- **What is being asked**
Within the material below, find each line bearing the word "samples" and present it.

- **Dataset entries**
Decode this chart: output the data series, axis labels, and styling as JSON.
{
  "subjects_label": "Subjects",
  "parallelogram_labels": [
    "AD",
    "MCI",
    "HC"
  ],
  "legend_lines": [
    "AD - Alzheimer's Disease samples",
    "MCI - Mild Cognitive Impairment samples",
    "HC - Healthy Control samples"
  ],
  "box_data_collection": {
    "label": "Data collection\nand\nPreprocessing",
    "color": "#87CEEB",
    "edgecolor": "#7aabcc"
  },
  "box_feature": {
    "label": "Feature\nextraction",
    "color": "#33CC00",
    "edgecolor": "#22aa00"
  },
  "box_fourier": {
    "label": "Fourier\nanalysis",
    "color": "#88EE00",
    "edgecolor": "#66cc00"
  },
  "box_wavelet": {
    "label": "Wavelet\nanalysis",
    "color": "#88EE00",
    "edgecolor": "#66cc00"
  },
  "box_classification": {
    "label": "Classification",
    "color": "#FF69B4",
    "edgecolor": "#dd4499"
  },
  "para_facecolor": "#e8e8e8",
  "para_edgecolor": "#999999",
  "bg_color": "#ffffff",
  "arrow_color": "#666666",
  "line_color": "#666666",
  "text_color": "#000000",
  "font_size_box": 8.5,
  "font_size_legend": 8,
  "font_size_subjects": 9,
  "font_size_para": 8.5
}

- **Final answer**
    "AD - Alzheimer's Disease samples",
    "MCI - Mild Cognitive Impairment samples",
    "HC - Healthy Control samples"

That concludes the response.